- Kutipan Teks
--

PERATURAN PEMERINTAH REPUBLIK INDONESIA
NOMOR 4 TAHUN 1998
TENTANG
TATA CARA PENJUALAN BARANG SITAAN YANG DIKECUALIKAN DARI
PENJUALAN SECARA LELANG DALAM RANGKA PENAGIHAN PAJAK DENGAN SURAT PAKSA
PRESIDEN
REPUBLIK INDONESIA,
Menimbang:
bahwa sebagai pelaksanaan ketentuan Pasal 25
ayat (5) Undang-undang Nomor 19 Tahun 1997 tentang Penagihan Pajak dengan Surat
Paksa, dipandang perlu untuk mengatur tata cara penjualan barang sitaan yang
dikecualikan dari penjualan secara lelang dalam rangka penagihan pajak dengan
surat paksa dengan Peraturan Pemerintah;
Mengingat:
1.
Pasal 5 ayat (2) Undang-Undang
Dasar 1945;
2.
Undang-undang Nomor 19 Tahun 1997
tentang Penagihan Pajak dengan Surat Paksa (Lembaran Negara Tahun 1997 Nomor
42, Tambahan Lembaran Negara Nomor 3686);
3.
Peraturan Pemerintah Nomor 3 Tahun
1998 tentang Tata Cara Penyitaan dalam Rangka Penagihan Pajak dengan Surat
Paksa (Lembaran Negara Tahun 1998 Nomor 5, Tambahan Lembaran Negara Nomor
3725);
MEMUTUSKAN:
Menetapkan:
PERATURAN PEMERINTAH TENTANG TATA CARA PENJUALAN
BARANG SITAAN YANG DIKECUALIKAN DARI PENJUALAN SECARA LELANG DALAM RANGKA
PENAGIHAN PAJAK DENGAN SURAT PAKSA
BAB I
KETENTUAN UMUM
Pasal 1
Dalam Peraturan Pemerintah ini, yang dimaksud
dengan:
1.

--

- Anotasi kotak pembatas
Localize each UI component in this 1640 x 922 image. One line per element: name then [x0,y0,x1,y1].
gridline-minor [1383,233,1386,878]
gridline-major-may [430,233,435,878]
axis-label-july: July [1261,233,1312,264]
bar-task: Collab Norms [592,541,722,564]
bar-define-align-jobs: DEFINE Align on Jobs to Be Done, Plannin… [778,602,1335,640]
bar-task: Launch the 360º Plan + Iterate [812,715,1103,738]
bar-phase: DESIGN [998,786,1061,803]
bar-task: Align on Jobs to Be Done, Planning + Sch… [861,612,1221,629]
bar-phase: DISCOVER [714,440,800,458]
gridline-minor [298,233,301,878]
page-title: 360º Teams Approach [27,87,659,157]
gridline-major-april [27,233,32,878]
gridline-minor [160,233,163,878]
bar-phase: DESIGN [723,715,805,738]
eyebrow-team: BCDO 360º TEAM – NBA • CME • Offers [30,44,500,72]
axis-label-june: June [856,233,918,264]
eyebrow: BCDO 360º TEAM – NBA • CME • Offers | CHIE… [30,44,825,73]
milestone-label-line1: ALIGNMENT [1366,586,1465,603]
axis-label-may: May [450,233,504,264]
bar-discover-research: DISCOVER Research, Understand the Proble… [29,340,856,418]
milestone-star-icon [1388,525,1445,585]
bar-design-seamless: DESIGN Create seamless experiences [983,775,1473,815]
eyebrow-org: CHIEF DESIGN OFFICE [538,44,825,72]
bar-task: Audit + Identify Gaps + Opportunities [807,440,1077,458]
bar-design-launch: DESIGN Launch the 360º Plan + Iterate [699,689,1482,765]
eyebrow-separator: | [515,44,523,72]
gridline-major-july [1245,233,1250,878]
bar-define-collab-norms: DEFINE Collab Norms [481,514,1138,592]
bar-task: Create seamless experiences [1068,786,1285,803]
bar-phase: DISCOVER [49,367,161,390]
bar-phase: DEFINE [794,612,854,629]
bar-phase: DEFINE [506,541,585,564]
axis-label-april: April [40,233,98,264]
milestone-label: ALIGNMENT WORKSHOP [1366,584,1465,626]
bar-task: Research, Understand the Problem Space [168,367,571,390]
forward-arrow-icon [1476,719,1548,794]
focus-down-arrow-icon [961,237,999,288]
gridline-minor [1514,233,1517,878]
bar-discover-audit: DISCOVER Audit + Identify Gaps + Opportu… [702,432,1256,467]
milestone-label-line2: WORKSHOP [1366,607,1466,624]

--

- Soal 1
Jawablah pertanyaan berikut berdasarkan peraturan tentang penjualan barang sitaan.
(a) Berapa nomor dan tahun peraturan ini?
(b) Pasal dan ayat mana dari Undang-undang Nomor 19 Tahun 1997 yang dilaksanakan oleh peraturan ini?
(c) Berapa nomor Tambahan Lembaran Negara untuk Peraturan Pemerintah Nomor 3 Tahun 1998?
- Soal 2
Tentukan apakah setiap pernyataan berikut sesuai dengan peraturan tentang penjualan barang sitaan. Jawab ya atau tidak, lalu kutip kata-kata peraturan yang menentukannya.
(a) Undang-undang Nomor 19 Tahun 1997 dimuat dalam Lembaran Negara Tahun 1997 Nomor 42.
(b) Bab I peraturan ini berjudul Ketentuan Peralihan.
(c) Dasar pertama yang disebut di bawah "Mengingat" adalah Pasal 5 ayat (2) Undang-Undang Dasar 1945.
- Soal 3
Lanjutkan peraturan tentang penjualan barang sitaan mulai dari bagian tempat teksnya berhenti.
Daftar di atas tidak digunakan dalam pengerjaan di sini.

- Kunci Jawaban 1
(a) Nomor 4 Tahun 1998.
(b) Pasal 25 ayat (5).
(c) Nomor 3725.

- Kunci Jawaban 2
(a) Ya: "Lembaran Negara Tahun 1997 Nomor 42".
(b) Tidak: "BAB I KETENTUAN UMUM".
(c) Ya: "Pasal 5 ayat (2) Undang-Undang Dasar 1945".

- Kunci Jawaban 3
Barang adalah tiap benda atau hak
yang dapat dijadikan objek sita;
2.
Deposito berjangka adalah simpanan
yang penarikannya hanya dapat dilakukan pada waktu tertentu menurut perjanjian
antara penyimpan dan bank yang bersangkutan;
3.
Giro adalah simpanan yang dapat
digunakan sebagai alat pembayaran dan penarikannya dapat dilakukan setiap saat
dengan menggunakan cek, sarana perintah pembayaran lainnya atau dengan cara
pemindahbukuan;
4.
Tabungan adalah simpanan yang
penarikannya hanya dapat dilakukan dengan syarat tertentu yang disepakati,
tetapi tidak dapat ditarik dengan cek atau alat yang dipersamakan dengan itu;
5.
Obligasi adalah surat utang
berjangka waktu lebih dari satu tahun dan bersuku bunga tertentu, yang
dikeluarkan oleh perusahaan untuk menarik dana dari masyarakat guna menutup
pembiayaan perusahaan.
BAB II
JENIS BARANG SITAAN YANG DIKECUALIKAN DARI PENJUALAN
SECARA LELANG
Pasal 2
Barang sitaan yang dikecualikan dari penjualan
secara lelang berupa:
a.
uang tunai;
b.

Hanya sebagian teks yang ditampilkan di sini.